_TRAVAIL À RÉALISER_.
- a) Imprimez le passage de l'extrait sur le Familistère compris entre « Une demande de » et « mérite un intérêt. », ces deux passages inclus.
- b) Dites si chacune des affirmations suivantes concorde avec l'extrait sur le Familistère, en répondant par oui ou par non et en citant fidèlement les mots de l'extrait qui tranchent : (i) le Familistère a été classé en 1988 ; (ii) l'étude « patrimoine » a été réalisée à la demande du CPAS ; (iii) l'étude « patrimoine » appuie le projet du promoteur.
- c) Reprenez l'extrait sur le Familistère à la suite de sa dernière phrase et poursuivez-en la rédaction.

_EXTRAIT_.
- - - -

Une demande de classement a été introduite par la Commission royale des monuments et sites de la région bruxelloise notamment en 2004. Elle vient d'être confirmée par celle-ci auprès du Gouvernement, avec dépôt du dossier. La balle est donc dans son camp. Le Familistère, quant à lui, a été classé en 1988. Il sera transformé en logements dans le cadre d'une acquisition par le CPAS. Une étude « patrimoine » a été réalisée à la demande du promoteur. Malheureusement pour ce dernier, elle contredit le projet lui-même. En plus de rappeler qui est Jean-Baptiste Godin et son utopie en acte, elle estime que la quasi-totalité du site mérite un intérêt.

- - - -

_DONNÉES DE L'EXERCICE_.

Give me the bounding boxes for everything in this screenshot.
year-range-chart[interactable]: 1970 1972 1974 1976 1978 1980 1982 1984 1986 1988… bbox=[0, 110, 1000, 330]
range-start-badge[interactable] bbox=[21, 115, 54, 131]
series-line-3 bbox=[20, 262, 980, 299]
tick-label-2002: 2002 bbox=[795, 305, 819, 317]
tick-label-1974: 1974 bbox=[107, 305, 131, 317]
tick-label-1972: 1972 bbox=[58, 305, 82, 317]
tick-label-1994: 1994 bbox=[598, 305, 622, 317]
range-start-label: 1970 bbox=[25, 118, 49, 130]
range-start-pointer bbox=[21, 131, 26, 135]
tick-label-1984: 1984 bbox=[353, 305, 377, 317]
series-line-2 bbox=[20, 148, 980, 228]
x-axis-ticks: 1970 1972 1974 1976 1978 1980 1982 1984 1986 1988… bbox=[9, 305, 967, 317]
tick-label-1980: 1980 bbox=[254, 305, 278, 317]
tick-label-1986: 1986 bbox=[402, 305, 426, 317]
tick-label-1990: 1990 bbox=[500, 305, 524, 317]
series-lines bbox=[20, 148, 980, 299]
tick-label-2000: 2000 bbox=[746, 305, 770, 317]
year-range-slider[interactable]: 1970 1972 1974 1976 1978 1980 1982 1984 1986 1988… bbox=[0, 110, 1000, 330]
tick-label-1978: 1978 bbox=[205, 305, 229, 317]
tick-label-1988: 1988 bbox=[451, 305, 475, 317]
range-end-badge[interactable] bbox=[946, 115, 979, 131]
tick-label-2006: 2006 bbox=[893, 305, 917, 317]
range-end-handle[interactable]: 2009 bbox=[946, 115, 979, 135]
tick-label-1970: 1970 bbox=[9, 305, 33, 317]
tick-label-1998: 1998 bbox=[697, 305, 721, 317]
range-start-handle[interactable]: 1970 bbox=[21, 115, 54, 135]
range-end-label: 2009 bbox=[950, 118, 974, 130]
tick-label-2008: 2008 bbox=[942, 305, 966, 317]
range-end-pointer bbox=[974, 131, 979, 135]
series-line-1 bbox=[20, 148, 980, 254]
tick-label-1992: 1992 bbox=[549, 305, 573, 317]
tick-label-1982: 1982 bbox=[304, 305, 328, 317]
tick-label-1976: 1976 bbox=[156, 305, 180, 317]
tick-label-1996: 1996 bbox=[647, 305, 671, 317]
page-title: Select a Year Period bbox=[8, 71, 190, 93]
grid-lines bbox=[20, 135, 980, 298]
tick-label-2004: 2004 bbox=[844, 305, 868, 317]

- - - -

_RÉPONSES PAR CONSIGNE_.
- a)
Une demande de classement a été introduite par la Commission royale des monuments et sites de la région bruxelloise notamment en 2004. Elle vient d'être confirmée par celle-ci auprès du Gouvernement, avec dépôt du dossier. La balle est donc dans son camp. Le Familistère, quant à lui, a été classé en 1988. Il sera transformé en logements dans le cadre d'une acquisition par le CPAS. Une étude « patrimoine » a été réalisée à la demande du promoteur. Malheureusement pour ce dernier, elle contredit le projet lui-même. En plus de rappeler qui est Jean-Baptiste Godin et son utopie en acte, elle estime que la quasi-totalité du site mérite un intérêt.

- b)
(i) Oui : « Le Familistère, quant à lui, a été classé en 1988. »
(ii) Non : « Une étude « patrimoine » a été réalisée à la demande du promoteur. »
(iii) Non : « elle contredit le projet lui-même. »

- c)
De nombreux soutiens se sont manifestés, notamment des organismes internationaux. Preuve que nombre de personnes voudraient voir ce site maintenu et réhabilité, en approfondissant par exemple ses fonctions actuelles dans le recyclage ou la fabrication de décors urbains, ou encore en y développant des activités liées à l'art (ateliers d'artistes, magasins, matières premières, galeries, événements artistiques ... ).

Ce site est le symbole d'un patrimoine social et industriel bruxellois de valeur mondiale, unique exemple encore debout en Belgique, qu'il faut impérativement maintenir. Un classement pourrait apporter les moyens de bénéficier d'une restauration, d'amplification des emplois, d'une adaptation et d'une amélioration sensible de son image, de ses accès.

C'est donc une bataille pour la conservation d'un site majeur qui s'est engagée. Une action concertée entre tous les acteurs associatifs bruxellois se prépare. PIWB et l'association BruxellesFabriques-BrusselFabriek vous tiendront au courant de l'évolution de ce projet dans les prochains numéros de la newsletter de PIWB.


ACTE 1 - Publié en mars 2009 par Guido Vanderhulst

Une fois encore, un site patrimonial industriel est en danger !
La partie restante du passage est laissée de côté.